## [Work to complete]
Could you write out every entry exactly as it stands?

__________

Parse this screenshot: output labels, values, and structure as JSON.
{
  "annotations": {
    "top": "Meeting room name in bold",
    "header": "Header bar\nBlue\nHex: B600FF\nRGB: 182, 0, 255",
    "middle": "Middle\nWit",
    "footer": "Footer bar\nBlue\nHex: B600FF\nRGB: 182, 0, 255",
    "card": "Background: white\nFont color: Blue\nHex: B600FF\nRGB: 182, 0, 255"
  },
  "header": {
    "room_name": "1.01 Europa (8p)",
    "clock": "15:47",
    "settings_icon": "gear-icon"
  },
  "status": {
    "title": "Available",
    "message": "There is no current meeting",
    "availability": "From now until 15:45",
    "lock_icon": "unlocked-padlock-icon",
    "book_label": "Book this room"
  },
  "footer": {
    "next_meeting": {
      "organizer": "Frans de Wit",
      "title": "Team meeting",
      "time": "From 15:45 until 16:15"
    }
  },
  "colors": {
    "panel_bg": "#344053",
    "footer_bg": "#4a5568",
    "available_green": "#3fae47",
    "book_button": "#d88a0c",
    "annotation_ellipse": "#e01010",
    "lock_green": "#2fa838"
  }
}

__________

## [The result]
Parse this screenshot: output labels, values, and structure as JSON.
{
  "annotations": {
    "top": "Meeting room name in bold",
    "header": "Header bar\nBlue\nHex: B600FF\nRGB: 182, 0, 255",
    "middle": "Middle\nWit",
    "footer": "Footer bar\nBlue\nHex: B600FF\nRGB: 182, 0, 255",
    "card": "Background: white\nFont color: Blue\nHex: B600FF\nRGB: 182, 0, 255"
  },
  "header": {
    "room_name": "1.01 Europa (8p)",
    "clock": "15:47",
    "settings_icon": "gear-icon"
  },
  "status": {
    "title": "Available",
    "message": "There is no current meeting",
    "availability": "From now until 15:45",
    "lock_icon": "unlocked-padlock-icon",
    "book_label": "Book this room"
  },
  "footer": {
    "next_meeting": {
      "organizer": "Frans de Wit",
      "title": "Team meeting",
      "time": "From 15:45 until 16:15"
    }
  },
  "colors": {
    "panel_bg": "#344053",
    "footer_bg": "#4a5568",
    "available_green": "#3fae47",
    "book_button": "#d88a0c",
    "annotation_ellipse": "#e01010",
    "lock_green": "#2fa838"
  }
}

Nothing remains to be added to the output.